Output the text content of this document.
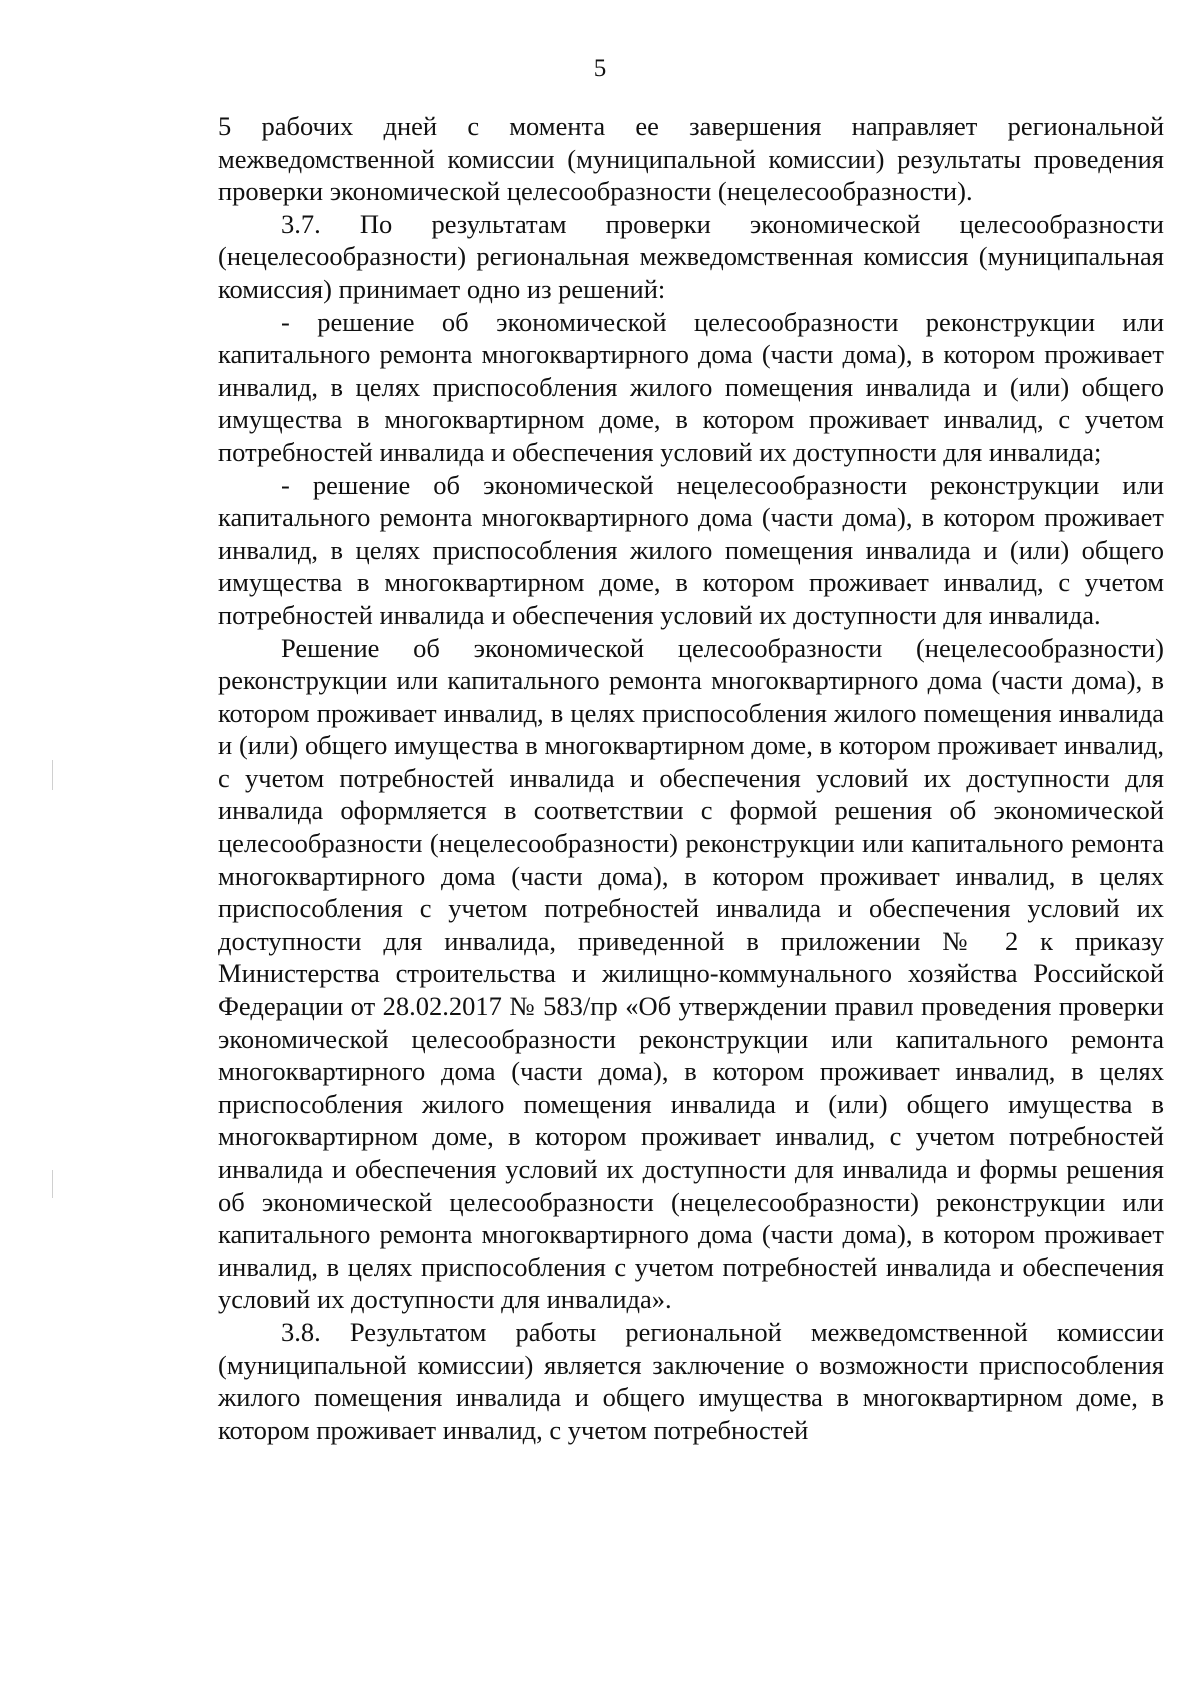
5

5 рабочих дней с момента ее завершения направляет региональной межведомственной комиссии (муниципальной комиссии) результаты проведения проверки экономической целесообразности (нецелесообразности).

3.7. По результатам проверки экономической целесообразности (нецелесообразности) региональная межведомственная комиссия (муниципальная комиссия) принимает одно из решений:

- решение об экономической целесообразности реконструкции или капитального ремонта многоквартирного дома (части дома), в котором проживает инвалид, в целях приспособления жилого помещения инвалида и (или) общего имущества в многоквартирном доме, в котором проживает инвалид, с учетом потребностей инвалида и обеспечения условий их доступности для инвалида;

- решение об экономической нецелесообразности реконструкции или капитального ремонта многоквартирного дома (части дома), в котором проживает инвалид, в целях приспособления жилого помещения инвалида и (или) общего имущества в многоквартирном доме, в котором проживает инвалид, с учетом потребностей инвалида и обеспечения условий их доступности для инвалида.

Решение об экономической целесообразности (нецелесообразности) реконструкции или капитального ремонта многоквартирного дома (части дома), в котором проживает инвалид, в целях приспособления жилого помещения инвалида и (или) общего имущества в многоквартирном доме, в котором проживает инвалид, с учетом потребностей инвалида и обеспечения условий их доступности для инвалида оформляется в соответствии с формой решения об экономической целесообразности (нецелесообразности) реконструкции или капитального ремонта многоквартирного дома (части дома), в котором проживает инвалид, в целях приспособления с учетом потребностей инвалида и обеспечения условий их доступности для инвалида, приведенной в приложении № 2 к приказу Министерства строительства и жилищно-коммунального хозяйства Российской Федерации от 28.02.2017 № 583/пр «Об утверждении правил проведения проверки экономической целесообразности реконструкции или капитального ремонта многоквартирного дома (части дома), в котором проживает инвалид, в целях приспособления жилого помещения инвалида и (или) общего имущества в многоквартирном доме, в котором проживает инвалид, с учетом потребностей инвалида и обеспечения условий их доступности для инвалида и формы решения об экономической целесообразности (нецелесообразности) реконструкции или капитального ремонта многоквартирного дома (части дома), в котором проживает инвалид, в целях приспособления с учетом потребностей инвалида и обеспечения условий их доступности для инвалида».

3.8. Результатом работы региональной межведомственной комиссии (муниципальной комиссии) является заключение о возможности приспособления жилого помещения инвалида и общего имущества в многоквартирном доме, в котором проживает инвалид, с учетом потребностей
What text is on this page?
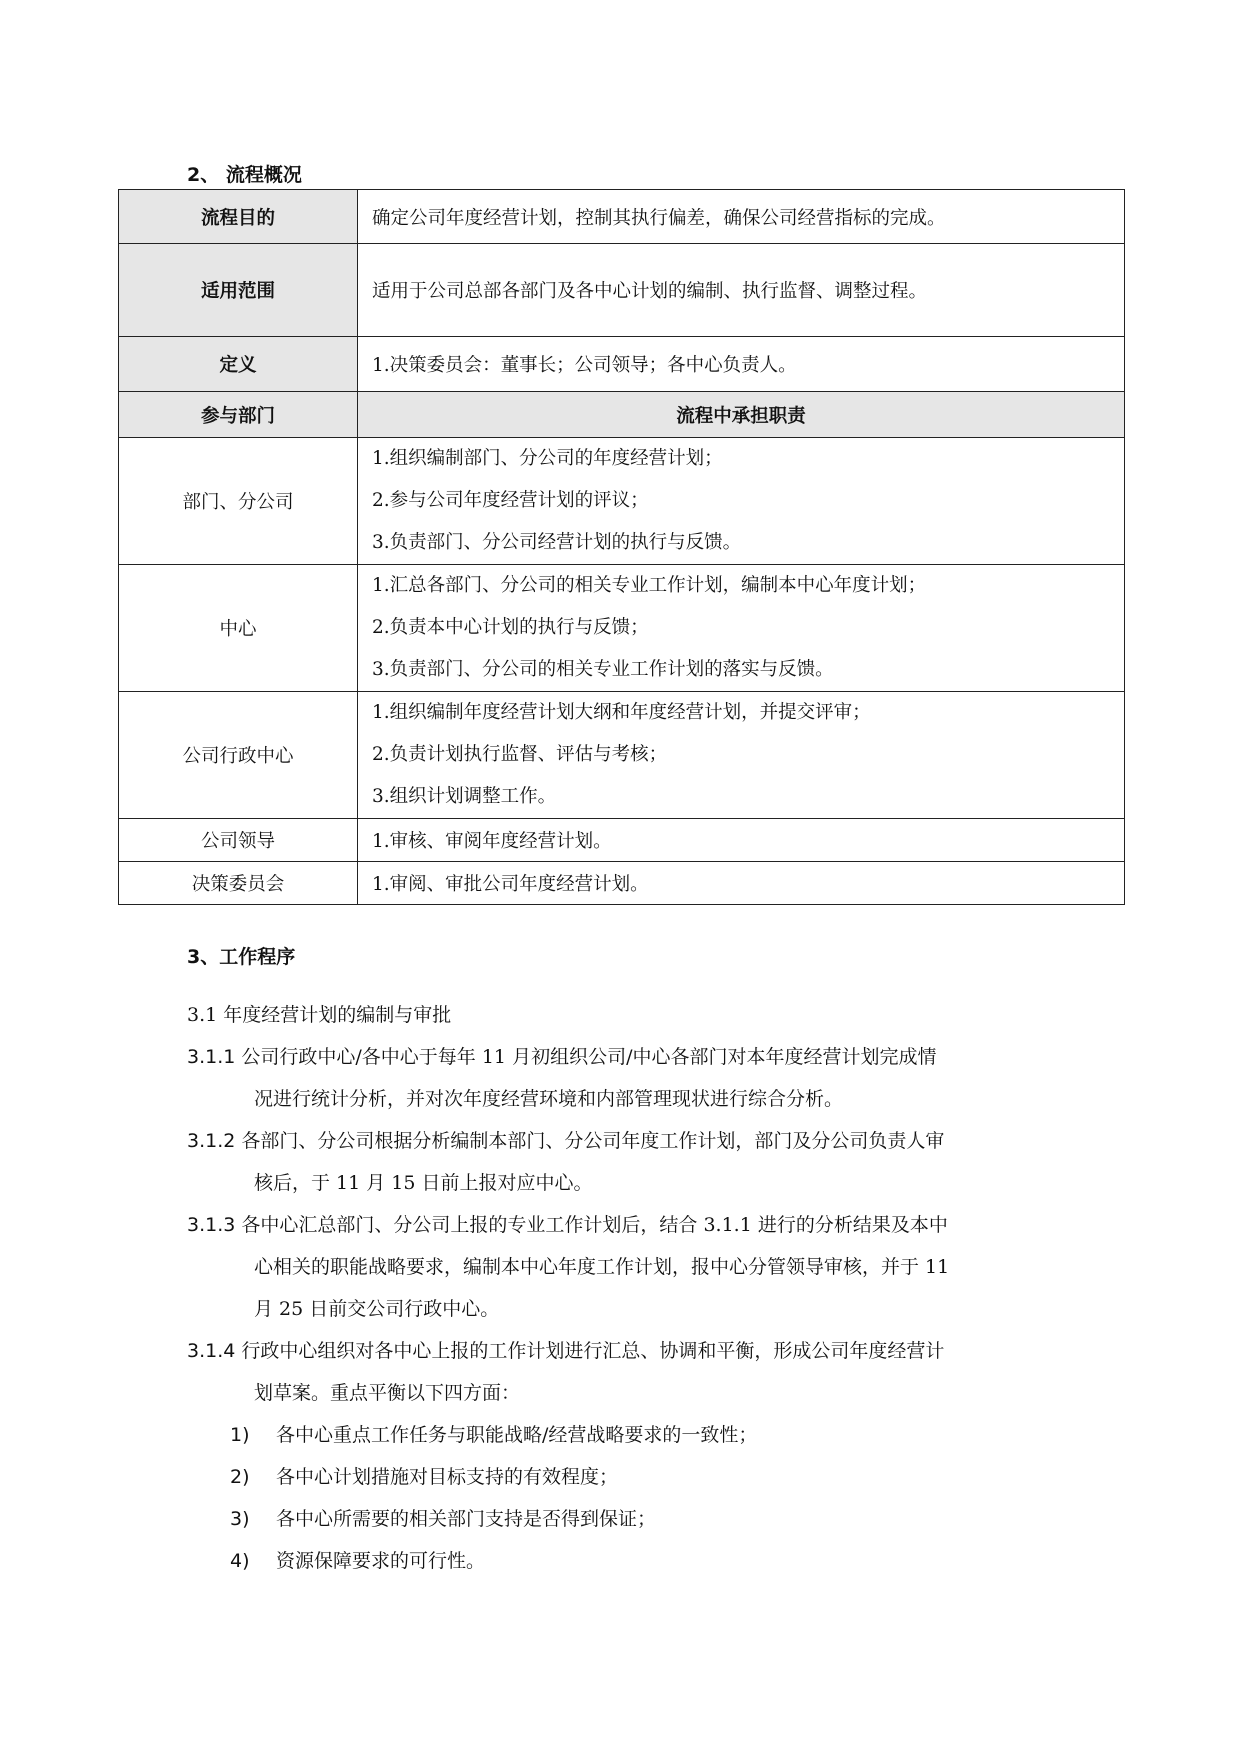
2、 流程概况
流程目的	确定公司年度经营计划，控制其执行偏差，确保公司经营指标的完成。
适用范围	适用于公司总部各部门及各中心计划的编制、执行监督、调整过程。
定义	1.决策委员会：董事长；公司领导；各中心负责人。
参与部门	流程中承担职责
部门、分公司	1.组织编制部门、分公司的年度经营计划；
2.参与公司年度经营计划的评议；
3.负责部门、分公司经营计划的执行与反馈。

中心	1.汇总各部门、分公司的相关专业工作计划，编制本中心年度计划；
2.负责本中心计划的执行与反馈；
3.负责部门、分公司的相关专业工作计划的落实与反馈。

公司行政中心	1.组织编制年度经营计划大纲和年度经营计划，并提交评审；
2.负责计划执行监督、评估与考核；
3.组织计划调整工作。

公司领导	1.审核、审阅年度经营计划。
决策委员会	1.审阅、审批公司年度经营计划。
3、工作程序
3.1 年度经营计划的编制与审批
3.1.1 公司行政中心/各中心于每年 11 月初组织公司/中心各部门对本年度经营计划完成情
况进行统计分析，并对次年度经营环境和内部管理现状进行综合分析。
3.1.2 各部门、分公司根据分析编制本部门、分公司年度工作计划，部门及分公司负责人审
核后，于 11 月 15 日前上报对应中心。
3.1.3 各中心汇总部门、分公司上报的专业工作计划后，结合 3.1.1 进行的分析结果及本中
心相关的职能战略要求，编制本中心年度工作计划，报中心分管领导审核，并于 11
月 25 日前交公司行政中心。
3.1.4 行政中心组织对各中心上报的工作计划进行汇总、协调和平衡，形成公司年度经营计
划草案。重点平衡以下四方面：
1) 各中心重点工作任务与职能战略/经营战略要求的一致性；
2) 各中心计划措施对目标支持的有效程度；
3) 各中心所需要的相关部门支持是否得到保证；
4) 资源保障要求的可行性。
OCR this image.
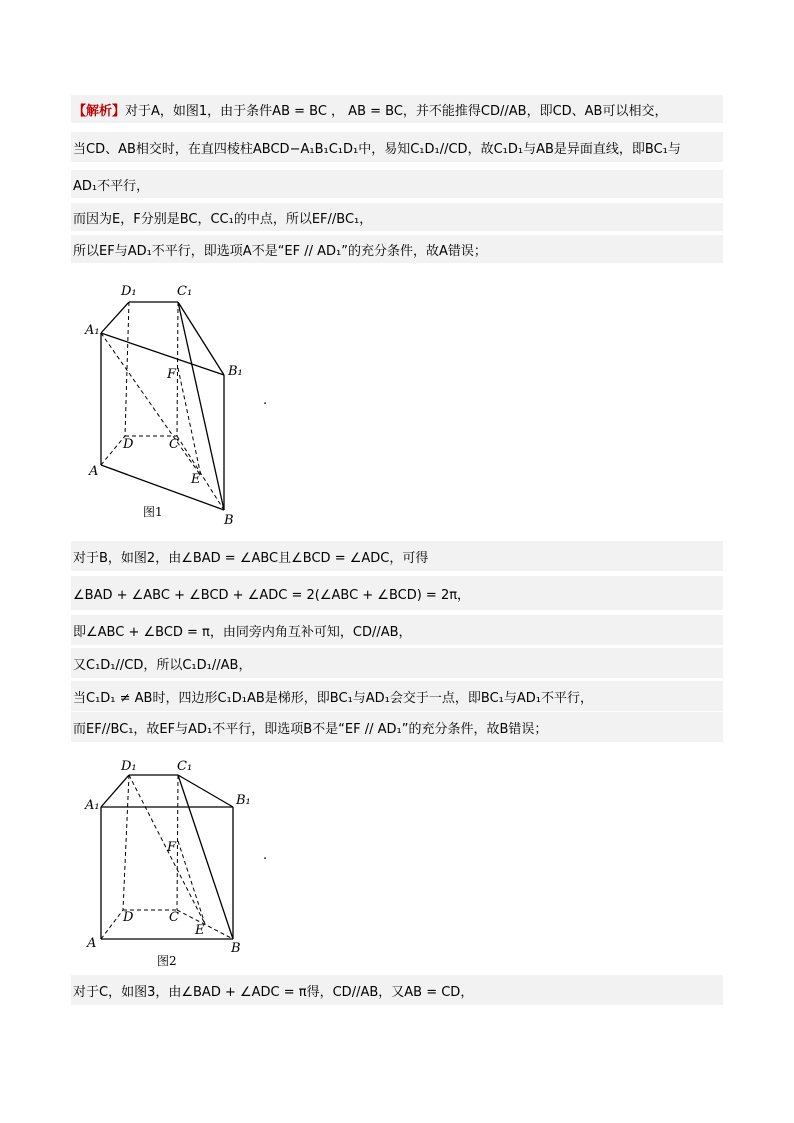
【解析】对于A，如图1，由于条件AB = BC ， AB = BC，并不能推得CD//AB，即CD、AB可以相交，
当CD、AB相交时，在直四棱柱ABCD−A₁B₁C₁D₁中，易知C₁D₁//CD，故C₁D₁与AB是异面直线，即BC₁与
AD₁不平行，
而因为E，F分别是BC，CC₁的中点，所以EF//BC₁，
所以EF与AD₁不平行，即选项A不是“EF // AD₁”的充分条件，故A错误；
D₁	C₁
A₁
B₁
F
D	C
A
E
B
图1
.
对于B，如图2，由∠BAD = ∠ABC且∠BCD = ∠ADC，可得
∠BAD + ∠ABC + ∠BCD + ∠ADC = 2(∠ABC + ∠BCD) = 2π，
即∠ABC + ∠BCD = π，由同旁内角互补可知，CD//AB，
又C₁D₁//CD，所以C₁D₁//AB，
当C₁D₁ ≠ AB时，四边形C₁D₁AB是梯形，即BC₁与AD₁会交于一点，即BC₁与AD₁不平行，
而EF//BC₁，故EF与AD₁不平行，即选项B不是“EF // AD₁”的充分条件，故B错误；
D₁	C₁
A₁	B₁
F
D	C
A
E
B
图2
.
对于C，如图3，由∠BAD + ∠ADC = π得，CD//AB，又AB = CD，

────────────────────

* Exercise prompt: Repeat the data exactly, dropping every picture it holds.

* Answer for this exercise:
Output the text content of this document.
5

5 рабочих дней с момента ее завершения направляет региональной межведомственной комиссии (муниципальной комиссии) результаты проведения проверки экономической целесообразности (нецелесообразности).

3.7. По результатам проверки экономической целесообразности (нецелесообразности) региональная межведомственная комиссия (муниципальная комиссия) принимает одно из решений:

- решение об экономической целесообразности реконструкции или капитального ремонта многоквартирного дома (части дома), в котором проживает инвалид, в целях приспособления жилого помещения инвалида и (или) общего имущества в многоквартирном доме, в котором проживает инвалид, с учетом потребностей инвалида и обеспечения условий их доступности для инвалида;

- решение об экономической нецелесообразности реконструкции или капитального ремонта многоквартирного дома (части дома), в котором проживает инвалид, в целях приспособления жилого помещения инвалида и (или) общего имущества в многоквартирном доме, в котором проживает инвалид, с учетом потребностей инвалида и обеспечения условий их доступности для инвалида.

Решение об экономической целесообразности (нецелесообразности) реконструкции или капитального ремонта многоквартирного дома (части дома), в котором проживает инвалид, в целях приспособления жилого помещения инвалида и (или) общего имущества в многоквартирном доме, в котором проживает инвалид, с учетом потребностей инвалида и обеспечения условий их доступности для инвалида оформляется в соответствии с формой решения об экономической целесообразности (нецелесообразности) реконструкции или капитального ремонта многоквартирного дома (части дома), в котором проживает инвалид, в целях приспособления с учетом потребностей инвалида и обеспечения условий их доступности для инвалида, приведенной в приложении № 2 к приказу Министерства строительства и жилищно-коммунального хозяйства Российской Федерации от 28.02.2017 № 583/пр «Об утверждении правил проведения проверки экономической целесообразности реконструкции или капитального ремонта многоквартирного дома (части дома), в котором проживает инвалид, в целях приспособления жилого помещения инвалида и (или) общего имущества в многоквартирном доме, в котором проживает инвалид, с учетом потребностей инвалида и обеспечения условий их доступности для инвалида и формы решения об экономической целесообразности (нецелесообразности) реконструкции или капитального ремонта многоквартирного дома (части дома), в котором проживает инвалид, в целях приспособления с учетом потребностей инвалида и обеспечения условий их доступности для инвалида».

3.8. Результатом работы региональной межведомственной комиссии (муниципальной комиссии) является заключение о возможности приспособления жилого помещения инвалида и общего имущества в многоквартирном доме, в котором проживает инвалид, с учетом потребностей
What text is on this page?
2、 流程概况
流程目的	确定公司年度经营计划，控制其执行偏差，确保公司经营指标的完成。
适用范围	适用于公司总部各部门及各中心计划的编制、执行监督、调整过程。
定义	1.决策委员会：董事长；公司领导；各中心负责人。
参与部门	流程中承担职责
部门、分公司	1.组织编制部门、分公司的年度经营计划；
2.参与公司年度经营计划的评议；
3.负责部门、分公司经营计划的执行与反馈。

中心	1.汇总各部门、分公司的相关专业工作计划，编制本中心年度计划；
2.负责本中心计划的执行与反馈；
3.负责部门、分公司的相关专业工作计划的落实与反馈。

公司行政中心	1.组织编制年度经营计划大纲和年度经营计划，并提交评审；
2.负责计划执行监督、评估与考核；
3.组织计划调整工作。

公司领导	1.审核、审阅年度经营计划。
决策委员会	1.审阅、审批公司年度经营计划。
3、工作程序
3.1 年度经营计划的编制与审批
3.1.1 公司行政中心/各中心于每年 11 月初组织公司/中心各部门对本年度经营计划完成情
况进行统计分析，并对次年度经营环境和内部管理现状进行综合分析。
3.1.2 各部门、分公司根据分析编制本部门、分公司年度工作计划，部门及分公司负责人审
核后，于 11 月 15 日前上报对应中心。
3.1.3 各中心汇总部门、分公司上报的专业工作计划后，结合 3.1.1 进行的分析结果及本中
心相关的职能战略要求，编制本中心年度工作计划，报中心分管领导审核，并于 11
月 25 日前交公司行政中心。
3.1.4 行政中心组织对各中心上报的工作计划进行汇总、协调和平衡，形成公司年度经营计
划草案。重点平衡以下四方面：
1) 各中心重点工作任务与职能战略/经营战略要求的一致性；
2) 各中心计划措施对目标支持的有效程度；
3) 各中心所需要的相关部门支持是否得到保证；
4) 资源保障要求的可行性。
OCR this image.
【解析】对于A，如图1，由于条件AB = BC ， AB = BC，并不能推得CD//AB，即CD、AB可以相交，
当CD、AB相交时，在直四棱柱ABCD−A₁B₁C₁D₁中，易知C₁D₁//CD，故C₁D₁与AB是异面直线，即BC₁与
AD₁不平行，
而因为E，F分别是BC，CC₁的中点，所以EF//BC₁，
所以EF与AD₁不平行，即选项A不是“EF // AD₁”的充分条件，故A错误；
D₁	C₁
A₁
B₁
F
D	C
A
E
B
图1
.
对于B，如图2，由∠BAD = ∠ABC且∠BCD = ∠ADC，可得
∠BAD + ∠ABC + ∠BCD + ∠ADC = 2(∠ABC + ∠BCD) = 2π，
即∠ABC + ∠BCD = π，由同旁内角互补可知，CD//AB，
又C₁D₁//CD，所以C₁D₁//AB，
当C₁D₁ ≠ AB时，四边形C₁D₁AB是梯形，即BC₁与AD₁会交于一点，即BC₁与AD₁不平行，
而EF//BC₁，故EF与AD₁不平行，即选项B不是“EF // AD₁”的充分条件，故B错误；
D₁	C₁
A₁	B₁
F
D	C
A
E
B
图2
.
对于C，如图3，由∠BAD + ∠ADC = π得，CD//AB，又AB = CD，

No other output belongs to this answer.